## [Exercise task 1]
Copy the rows below word for word, everything from the row containing "623, 585, 667]" down to the row containing "159, 555, 189]", with both of those rows included.

## [Excerpt to read]
## Begin
On the Evils of a National Language
Recently, the Malacanang communications group commissioned a module designed for the orientation of teachers in Filipino Language education apart from justifying the government’s language policies. The work is inherently trilingualist and pursued a dangerously naitonalist agenda. It used four very simple and painfully simplistic justifications in the form of two questions and two statements;
What is a National Language for?
Filipinos Speak Filipino
Filipinos Also Speak Other Languages and Dialects
Even from the structure of the module it’s already quite apparent how bigoted and alienating Philipine Language policies are. First, it asserts a need for a National Language; second, it asserts the need for Filipino(might as well ask “Why Tagalog?”); third, Filipino takes precedence for Filipinos; and finally, all the other languages are “also” spoken as if they were mere appendices to an artificially constructed variant of the Tagalog language.
## End
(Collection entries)
## Begin
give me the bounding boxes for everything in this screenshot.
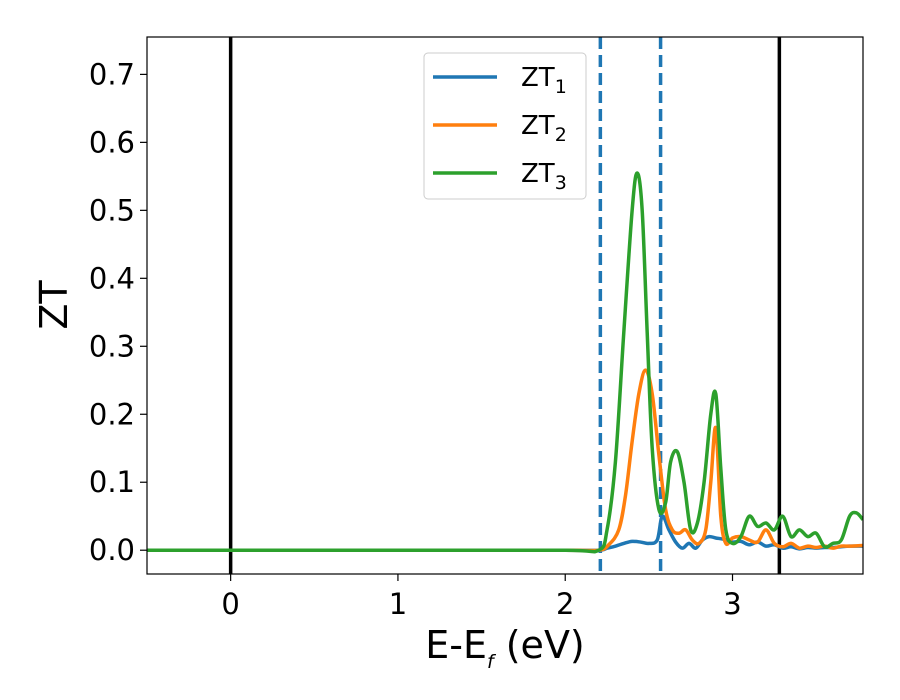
x-axis-title-tail: (eV)	[494, 623, 585, 667]
y-tick-label: 0.3	[89, 329, 135, 363]
legend-label-2: ZT2	[521, 111, 567, 146]
legend-label-main: ZT	[521, 111, 555, 141]
y-axis: 0.0 0.1 0.2 0.3 0.4 0.5 0.6 0.7	[89, 57, 147, 567]
x-axis: 0 1 2 3	[221, 574, 742, 621]
x-axis-title-main: E-E	[425, 623, 487, 667]
legend-box	[423, 52, 587, 200]
y-axis-title: ZT	[32, 280, 76, 330]
y-tick-label: 0.4	[89, 261, 135, 295]
legend-label-main: ZT	[521, 63, 555, 93]
y-tick-label: 0.6	[89, 125, 135, 159]
y-tick-label: 0.7	[89, 57, 135, 91]
y-tick-label: 0.0	[89, 533, 135, 567]
x-tick-label: 0	[221, 587, 239, 621]
x-axis-title: E-Ef (eV)	[425, 623, 585, 673]
x-tick-label: 1	[389, 587, 407, 621]
y-tick-label: 0.1	[89, 465, 135, 499]
series-line-3	[147, 171, 863, 554]
legend-label-1: ZT1	[521, 63, 567, 98]
legend-label-sub: 3	[555, 172, 567, 194]
legend-label-sub: 1	[555, 76, 567, 98]
series-line-2	[147, 368, 863, 553]
y-tick-label: 0.2	[89, 397, 135, 431]
legend-label-sub: 2	[555, 124, 567, 146]
vertical-lines	[228, 37, 782, 574]
x-tick-label: 3	[723, 587, 741, 621]
legend-label-main: ZT	[521, 159, 555, 189]
y-tick-label: 0.5	[89, 193, 135, 227]
x-tick-label: 2	[556, 587, 574, 621]
series-lines	[147, 171, 863, 554]
plot-frame	[146, 36, 864, 575]
legend-label-3: ZT3	[521, 159, 567, 194]
x-axis-title-sub: f	[487, 651, 497, 673]
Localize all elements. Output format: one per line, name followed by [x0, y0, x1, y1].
## End
## [Exercise task 2]
Resume the essay on the evils of a national language in the Philippines, starting right after its final sentence.

## [Written answer 1]
x-axis-title-tail: (eV)	[494, 623, 585, 667]
y-tick-label: 0.3	[89, 329, 135, 363]
legend-label-2: ZT2	[521, 111, 567, 146]
legend-label-main: ZT	[521, 111, 555, 141]
y-axis: 0.0 0.1 0.2 0.3 0.4 0.5 0.6 0.7	[89, 57, 147, 567]
x-axis: 0 1 2 3	[221, 574, 742, 621]
x-axis-title-main: E-E	[425, 623, 487, 667]
legend-box	[423, 52, 587, 200]
y-axis-title: ZT	[32, 280, 76, 330]
y-tick-label: 0.4	[89, 261, 135, 295]
legend-label-main: ZT	[521, 63, 555, 93]
y-tick-label: 0.6	[89, 125, 135, 159]
y-tick-label: 0.7	[89, 57, 135, 91]
y-tick-label: 0.0	[89, 533, 135, 567]
x-tick-label: 0	[221, 587, 239, 621]
x-axis-title: E-Ef (eV)	[425, 623, 585, 673]
x-tick-label: 1	[389, 587, 407, 621]
y-tick-label: 0.1	[89, 465, 135, 499]
series-line-3	[147, 171, 863, 554]
legend-label-1: ZT1	[521, 63, 567, 98]
legend-label-sub: 3	[555, 172, 567, 194]
legend-label-sub: 1	[555, 76, 567, 98]
series-line-2	[147, 368, 863, 553]
y-tick-label: 0.2	[89, 397, 135, 431]
legend-label-sub: 2	[555, 124, 567, 146]
vertical-lines	[228, 37, 782, 574]
x-tick-label: 3	[723, 587, 741, 621]
legend-label-main: ZT	[521, 159, 555, 189]

## [Written answer 2]
This practically establishes Filipino, a dialect of Tagalog, as the line by which all other heritages must toe.
This is unacceptable and must be reversed. Every claim this module makes must be dissected and rejected. In four parts, I shall dissent on every justification this module has proffered. In doing so, I expect to spark discussion and draw the line on the sand. Now is not the time for half-measures, ladies and gentleman. This piece of dangerous nationalist propaganda threatens every non-Tagalog heritage in these islands. It is overly simplistic, which reflects its target audience, and rewards conformity over individuality.
It subscribes to the very essence of Filipino Nationalism: Filipinos colonizing other Filipinos.
For this, it must be rejected, it must be countered, it must be met wherever it is found and stopped.
PART I: What is the national language for?
“Every free country has its own Naitonal Language. A national language is a symbol of a people’s freedom, independence, and unity. It represents what we have gone through as a people (our history), and who we are at present.”
–from the module.
Exploring this blatantly Tagalog Triumphalist sentiment, we come to three basic claims of the National Language agenda;
A national language can help us achieve political unity and strength.
A naitonal language can help a lot in our country’s economic development.
A national language can promote social and cultural development.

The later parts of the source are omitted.